Extract each line of the records below that contains the word "КАМНЯ".
[start Recorded data]
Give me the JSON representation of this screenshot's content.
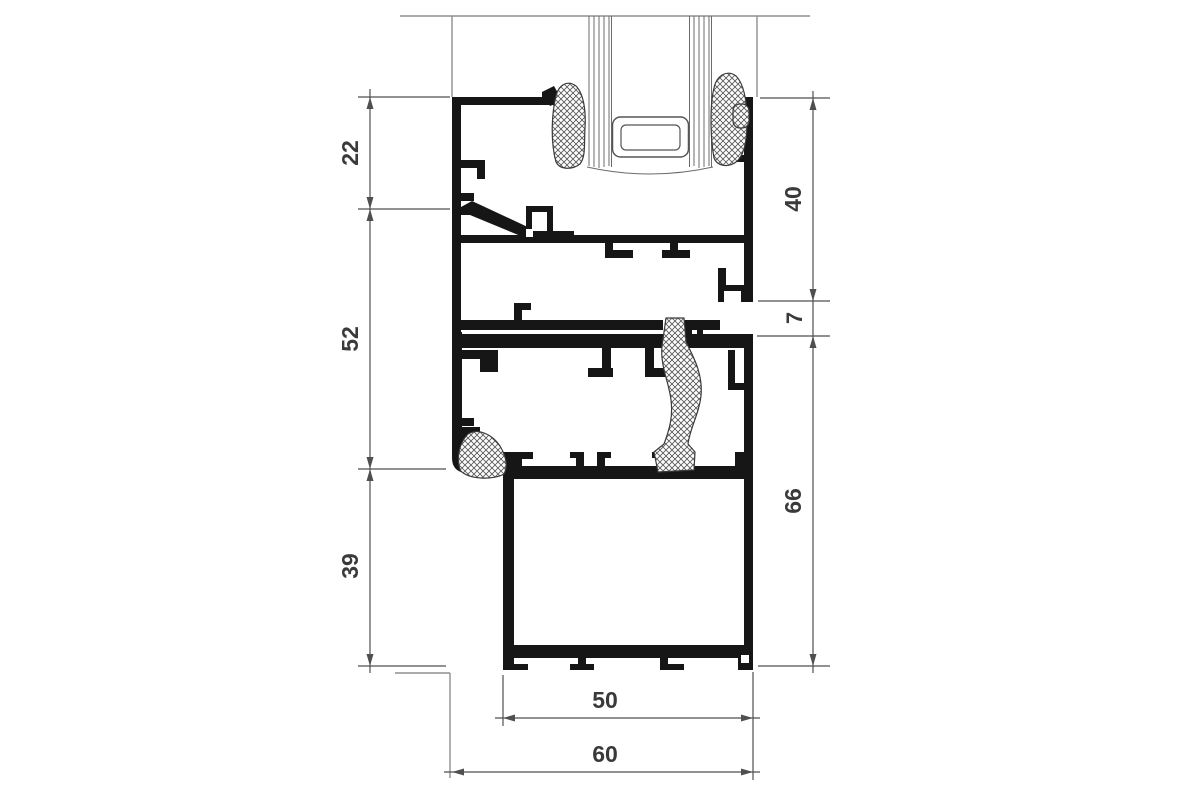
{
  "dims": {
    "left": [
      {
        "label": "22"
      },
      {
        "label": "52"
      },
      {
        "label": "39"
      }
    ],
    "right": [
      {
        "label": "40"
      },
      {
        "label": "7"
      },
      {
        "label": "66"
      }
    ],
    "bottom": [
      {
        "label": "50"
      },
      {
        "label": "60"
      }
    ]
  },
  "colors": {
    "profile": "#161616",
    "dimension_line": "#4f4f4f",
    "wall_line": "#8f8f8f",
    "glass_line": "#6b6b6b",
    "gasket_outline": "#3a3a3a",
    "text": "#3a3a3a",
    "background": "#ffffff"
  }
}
[end Recorded data]
[start Recorded data]
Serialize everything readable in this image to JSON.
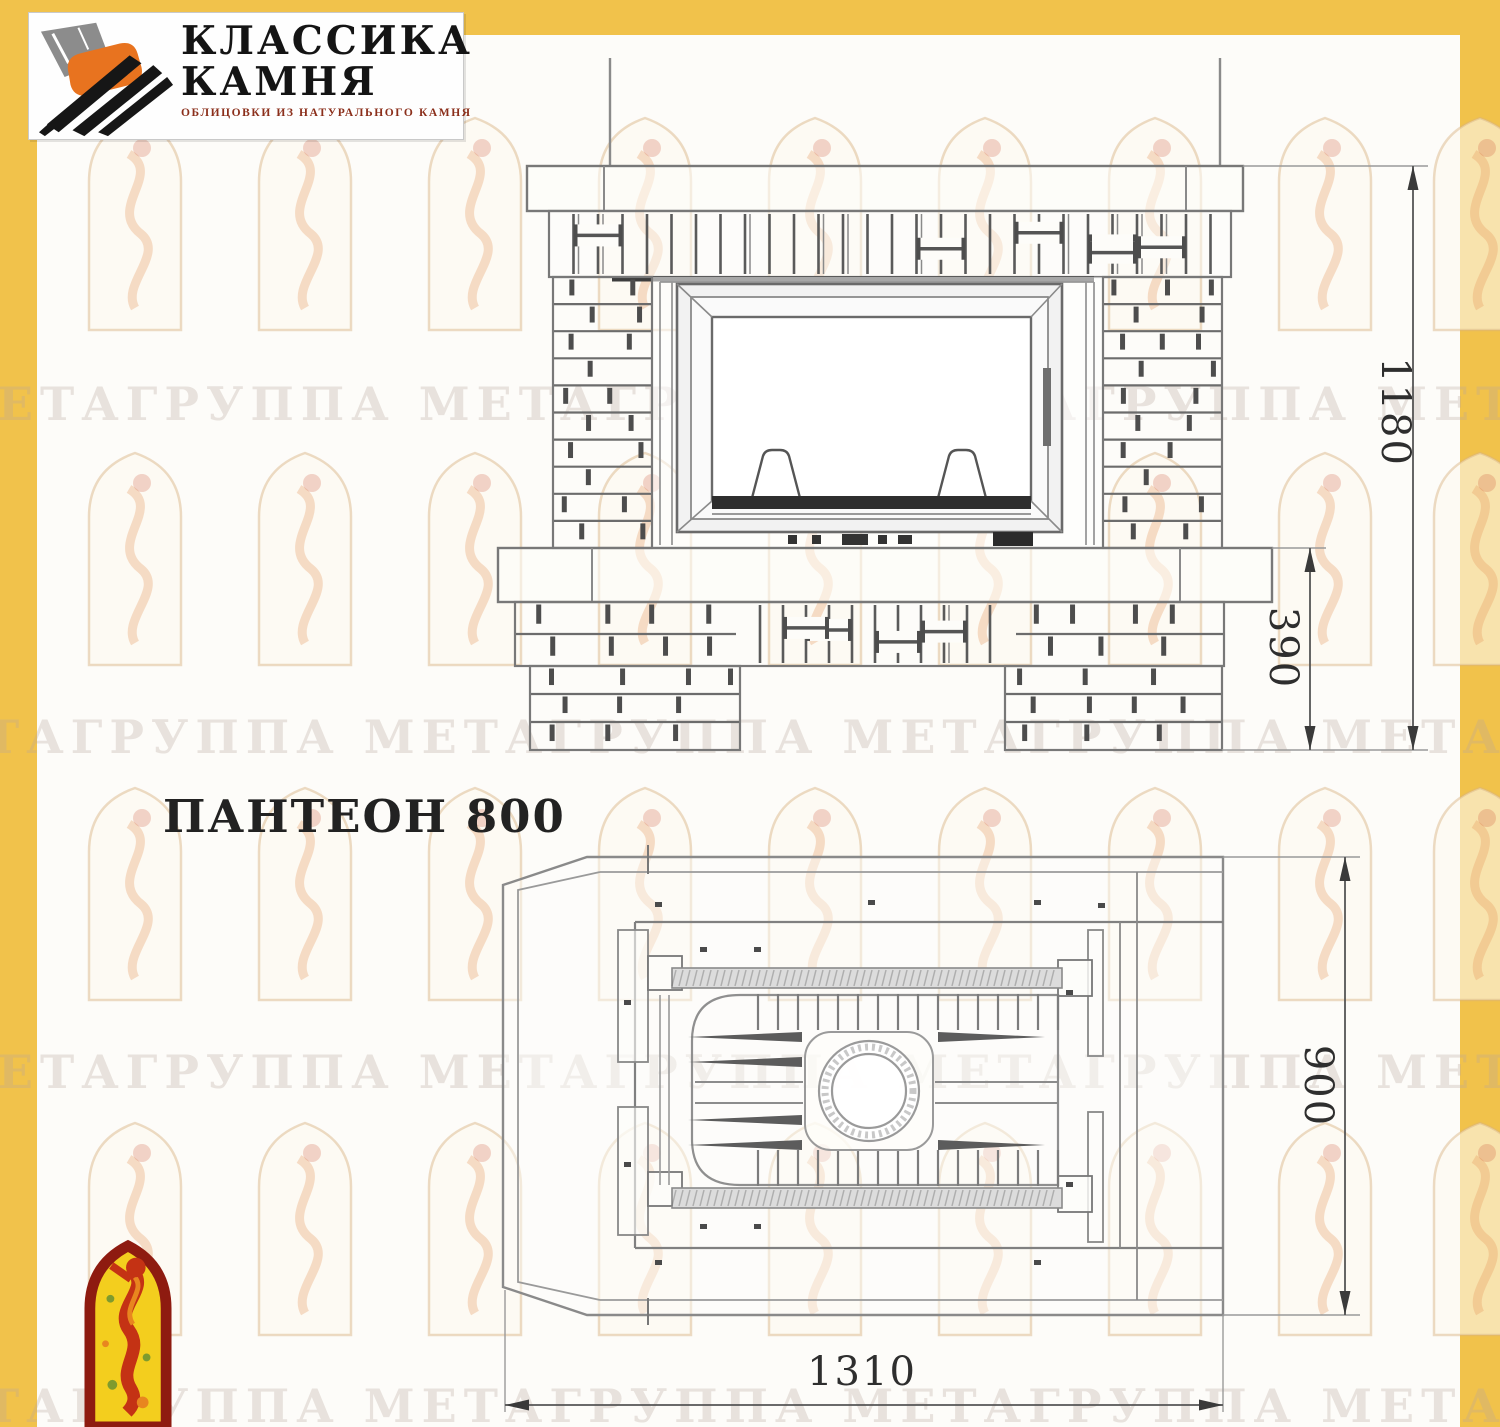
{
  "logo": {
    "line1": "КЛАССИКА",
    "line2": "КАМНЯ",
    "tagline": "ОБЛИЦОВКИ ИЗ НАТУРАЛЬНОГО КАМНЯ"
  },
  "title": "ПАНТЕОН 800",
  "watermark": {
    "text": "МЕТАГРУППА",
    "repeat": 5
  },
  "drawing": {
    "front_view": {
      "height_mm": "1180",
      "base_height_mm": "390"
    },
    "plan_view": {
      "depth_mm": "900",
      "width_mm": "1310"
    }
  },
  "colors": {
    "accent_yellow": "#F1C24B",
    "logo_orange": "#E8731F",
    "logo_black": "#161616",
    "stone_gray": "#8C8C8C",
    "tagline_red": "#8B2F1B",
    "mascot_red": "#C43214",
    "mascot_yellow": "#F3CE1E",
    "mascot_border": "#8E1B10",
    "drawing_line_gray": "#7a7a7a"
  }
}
[end Recorded data]
Written solution -
    "line2": "КАМНЯ",
    "tagline": "ОБЛИЦОВКИ ИЗ НАТУРАЛЬНОГО КАМНЯ"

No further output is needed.